#### [What you will do]
In your copy, leave out the pictures; write out all the data exactly.

#### [Items]
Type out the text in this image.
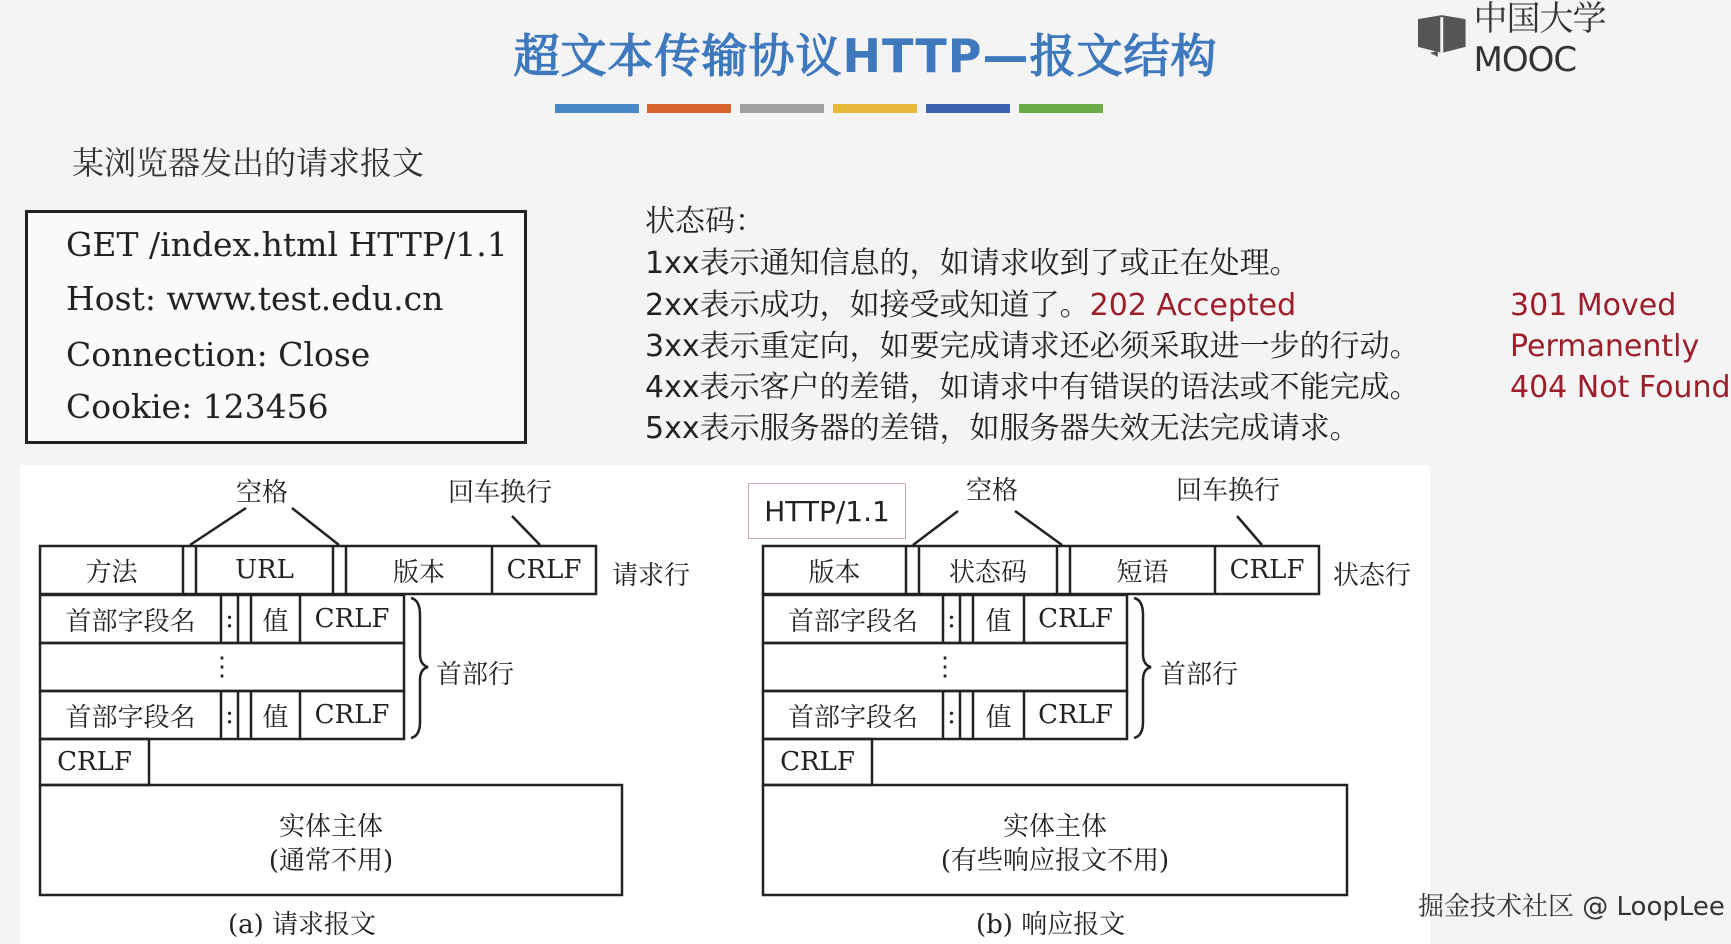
超文本传输协议HTTP—报文结构
中国大学MOOC
某浏览器发出的请求报文
GET /index.html HTTP/1.1
Host: www.test.edu.cn
Connection: Close
Cookie: 123456
状态码：
1xx表示通知信息的，如请求收到了或正在处理。
2xx表示成功，如接受或知道了。202 Accepted
3xx表示重定向，如要完成请求还必须采取进一步的行动。
4xx表示客户的差错，如请求中有错误的语法或不能完成。
5xx表示服务器的差错，如服务器失效无法完成请求。
301 Moved
Permanently
404 Not Found
空格	回车换行
方法	URL	版本	CRLF	请求行
首部字段名	:	值	CRLF
⋮
首部字段名	:	值	CRLF
首部行
CRLF
实体主体
(通常不用)
(a) 请求报文
HTTP/1.1
空格	回车换行
版本	状态码	短语	CRLF	状态行
首部字段名	:	值	CRLF
⋮
首部字段名	:	值	CRLF
首部行
CRLF
实体主体
(有些响应报文不用)
(b) 响应报文
掘金技术社区 @ LoopLee
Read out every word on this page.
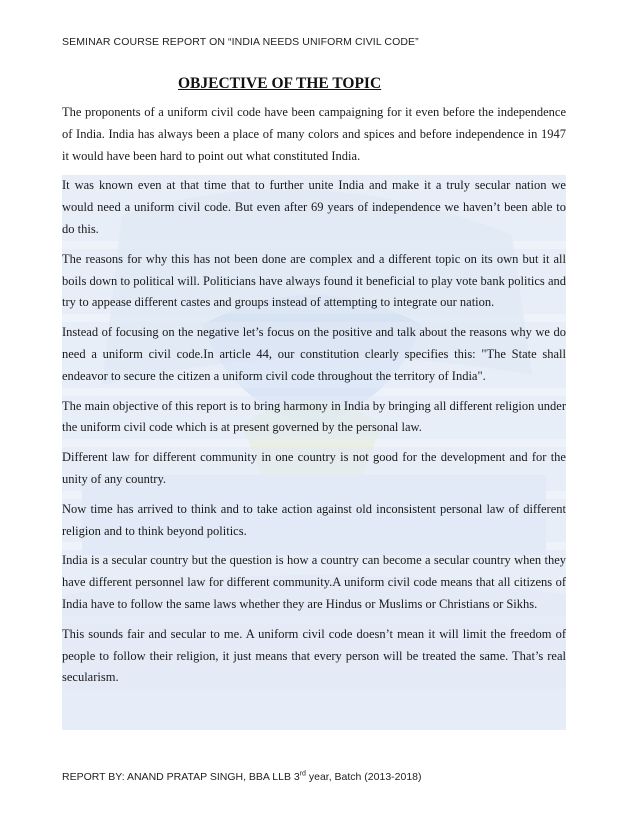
SEMINAR COURSE REPORT ON “INDIA NEEDS UNIFORM CIVIL CODE”
OBJECTIVE OF THE TOPIC

The proponents of a uniform civil code have been campaigning for it even before the independence of India. India has always been a place of many colors and spices and before independence in 1947 it would have been hard to point out what constituted India.

It was known even at that time that to further unite India and make it a truly secular nation we would need a uniform civil code. But even after 69 years of independence we haven’t been able to do this.

The reasons for why this has not been done are complex and a different topic on its own but it all boils down to political will. Politicians have always found it beneficial to play vote bank politics and try to appease different castes and groups instead of attempting to integrate our nation.

Instead of focusing on the negative let’s focus on the positive and talk about the reasons why we do need a uniform civil code.In article 44, our constitution clearly specifies this: "The State shall endeavor to secure the citizen a uniform civil code throughout the territory of India".

The main objective of this report is to bring harmony in India by bringing all different religion under the uniform civil code which is at present governed by the personal law.

Different law for different community in one country is not good for the development and for the unity of any country.

Now time has arrived to think and to take action against old inconsistent personal law of different religion and to think beyond politics.

India is a secular country but the question is how a country can become a secular country when they have different personnel law for different community.A uniform civil code means that all citizens of India have to follow the same laws whether they are Hindus or Muslims or Christians or Sikhs.

This sounds fair and secular to me. A uniform civil code doesn’t mean it will limit the freedom of people to follow their religion, it just means that every person will be treated the same. That’s real secularism.

REPORT BY: ANAND PRATAP SINGH, BBA LLB 3rd year, Batch (2013-2018)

#### [Final result]
Type out the text in this image.
超文本传输协议HTTP—报文结构
中国大学MOOC
某浏览器发出的请求报文
GET /index.html HTTP/1.1
Host: www.test.edu.cn
Connection: Close
Cookie: 123456
状态码：
1xx表示通知信息的，如请求收到了或正在处理。
2xx表示成功，如接受或知道了。202 Accepted
3xx表示重定向，如要完成请求还必须采取进一步的行动。
4xx表示客户的差错，如请求中有错误的语法或不能完成。
5xx表示服务器的差错，如服务器失效无法完成请求。
301 Moved
Permanently
404 Not Found
空格	回车换行
方法	URL	版本	CRLF	请求行
首部字段名	:	值	CRLF
⋮
首部字段名	:	值	CRLF
首部行
CRLF
实体主体
(通常不用)
(a) 请求报文
HTTP/1.1
空格	回车换行
版本	状态码	短语	CRLF	状态行
首部字段名	:	值	CRLF
⋮
首部字段名	:	值	CRLF
首部行
CRLF
实体主体
(有些响应报文不用)
(b) 响应报文
掘金技术社区 @ LoopLee
Read out every word on this page.
SEMINAR COURSE REPORT ON “INDIA NEEDS UNIFORM CIVIL CODE”
OBJECTIVE OF THE TOPIC

The proponents of a uniform civil code have been campaigning for it even before the independence of India. India has always been a place of many colors and spices and before independence in 1947 it would have been hard to point out what constituted India.

It was known even at that time that to further unite India and make it a truly secular nation we would need a uniform civil code. But even after 69 years of independence we haven’t been able to do this.

The reasons for why this has not been done are complex and a different topic on its own but it all boils down to political will. Politicians have always found it beneficial to play vote bank politics and try to appease different castes and groups instead of attempting to integrate our nation.

Instead of focusing on the negative let’s focus on the positive and talk about the reasons why we do need a uniform civil code.In article 44, our constitution clearly specifies this: "The State shall endeavor to secure the citizen a uniform civil code throughout the territory of India".

The main objective of this report is to bring harmony in India by bringing all different religion under the uniform civil code which is at present governed by the personal law.

Different law for different community in one country is not good for the development and for the unity of any country.

Now time has arrived to think and to take action against old inconsistent personal law of different religion and to think beyond politics.

India is a secular country but the question is how a country can become a secular country when they have different personnel law for different community.A uniform civil code means that all citizens of India have to follow the same laws whether they are Hindus or Muslims or Christians or Sikhs.

This sounds fair and secular to me. A uniform civil code doesn’t mean it will limit the freedom of people to follow their religion, it just means that every person will be treated the same. That’s real secularism.

REPORT BY: ANAND PRATAP SINGH, BBA LLB 3rd year, Batch (2013-2018)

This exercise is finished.